### What the task asks
Give back the full listing verbatim, apart from its images.
-------- Task inputs --------
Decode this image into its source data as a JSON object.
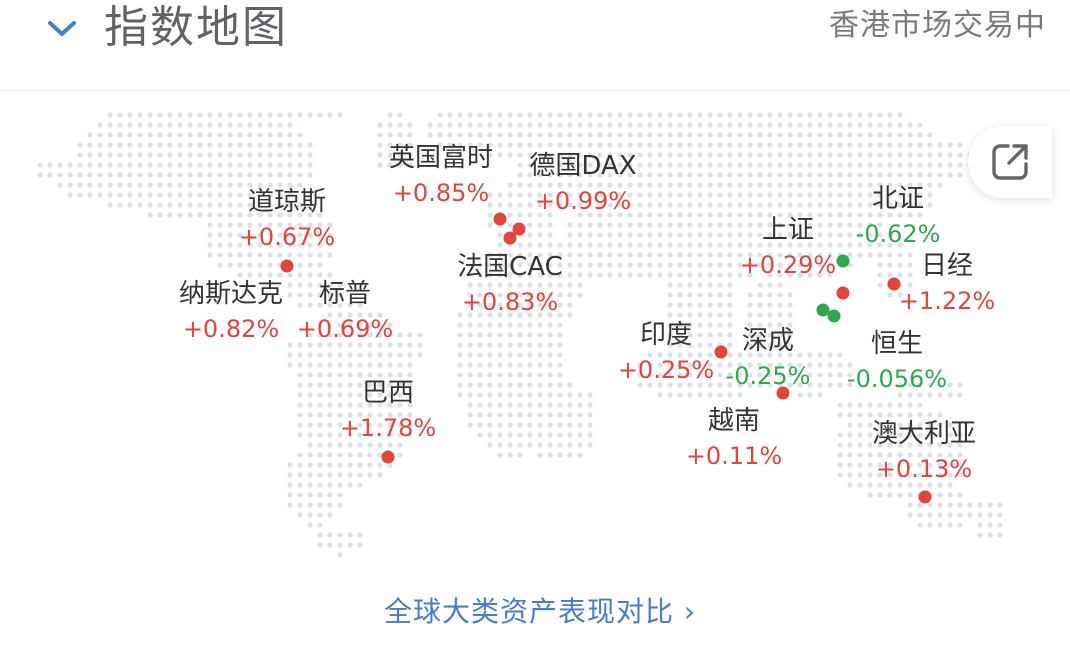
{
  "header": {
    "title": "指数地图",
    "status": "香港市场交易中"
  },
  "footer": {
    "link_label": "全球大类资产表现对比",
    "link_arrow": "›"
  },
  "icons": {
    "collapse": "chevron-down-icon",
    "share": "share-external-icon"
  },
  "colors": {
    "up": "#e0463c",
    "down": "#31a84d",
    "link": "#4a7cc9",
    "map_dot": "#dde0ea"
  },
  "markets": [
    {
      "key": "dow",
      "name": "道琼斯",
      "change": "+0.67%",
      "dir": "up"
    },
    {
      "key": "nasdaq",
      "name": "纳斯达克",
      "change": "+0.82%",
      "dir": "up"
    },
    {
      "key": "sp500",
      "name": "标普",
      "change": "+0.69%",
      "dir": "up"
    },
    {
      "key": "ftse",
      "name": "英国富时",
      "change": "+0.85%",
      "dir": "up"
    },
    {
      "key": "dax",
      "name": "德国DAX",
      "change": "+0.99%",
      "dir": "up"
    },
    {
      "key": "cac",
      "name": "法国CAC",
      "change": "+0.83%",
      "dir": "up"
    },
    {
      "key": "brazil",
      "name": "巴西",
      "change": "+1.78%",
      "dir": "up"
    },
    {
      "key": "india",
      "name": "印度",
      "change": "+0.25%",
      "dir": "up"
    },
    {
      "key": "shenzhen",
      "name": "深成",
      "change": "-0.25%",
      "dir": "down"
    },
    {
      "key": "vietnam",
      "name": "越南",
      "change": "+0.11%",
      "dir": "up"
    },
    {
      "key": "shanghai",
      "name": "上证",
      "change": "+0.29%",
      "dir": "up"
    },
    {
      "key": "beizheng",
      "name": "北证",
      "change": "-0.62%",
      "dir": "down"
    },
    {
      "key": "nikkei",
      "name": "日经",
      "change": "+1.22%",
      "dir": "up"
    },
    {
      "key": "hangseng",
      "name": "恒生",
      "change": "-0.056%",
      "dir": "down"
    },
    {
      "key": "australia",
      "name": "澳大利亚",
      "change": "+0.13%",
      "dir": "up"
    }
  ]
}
--------
### Completed task
Decode this image into its source data as a JSON object.
{
  "header": {
    "title": "指数地图",
    "status": "香港市场交易中"
  },
  "footer": {
    "link_label": "全球大类资产表现对比",
    "link_arrow": "›"
  },
  "icons": {
    "collapse": "chevron-down-icon",
    "share": "share-external-icon"
  },
  "colors": {
    "up": "#e0463c",
    "down": "#31a84d",
    "link": "#4a7cc9",
    "map_dot": "#dde0ea"
  },
  "markets": [
    {
      "key": "dow",
      "name": "道琼斯",
      "change": "+0.67%",
      "dir": "up"
    },
    {
      "key": "nasdaq",
      "name": "纳斯达克",
      "change": "+0.82%",
      "dir": "up"
    },
    {
      "key": "sp500",
      "name": "标普",
      "change": "+0.69%",
      "dir": "up"
    },
    {
      "key": "ftse",
      "name": "英国富时",
      "change": "+0.85%",
      "dir": "up"
    },
    {
      "key": "dax",
      "name": "德国DAX",
      "change": "+0.99%",
      "dir": "up"
    },
    {
      "key": "cac",
      "name": "法国CAC",
      "change": "+0.83%",
      "dir": "up"
    },
    {
      "key": "brazil",
      "name": "巴西",
      "change": "+1.78%",
      "dir": "up"
    },
    {
      "key": "india",
      "name": "印度",
      "change": "+0.25%",
      "dir": "up"
    },
    {
      "key": "shenzhen",
      "name": "深成",
      "change": "-0.25%",
      "dir": "down"
    },
    {
      "key": "vietnam",
      "name": "越南",
      "change": "+0.11%",
      "dir": "up"
    },
    {
      "key": "shanghai",
      "name": "上证",
      "change": "+0.29%",
      "dir": "up"
    },
    {
      "key": "beizheng",
      "name": "北证",
      "change": "-0.62%",
      "dir": "down"
    },
    {
      "key": "nikkei",
      "name": "日经",
      "change": "+1.22%",
      "dir": "up"
    },
    {
      "key": "hangseng",
      "name": "恒生",
      "change": "-0.056%",
      "dir": "down"
    },
    {
      "key": "australia",
      "name": "澳大利亚",
      "change": "+0.13%",
      "dir": "up"
    }
  ]
}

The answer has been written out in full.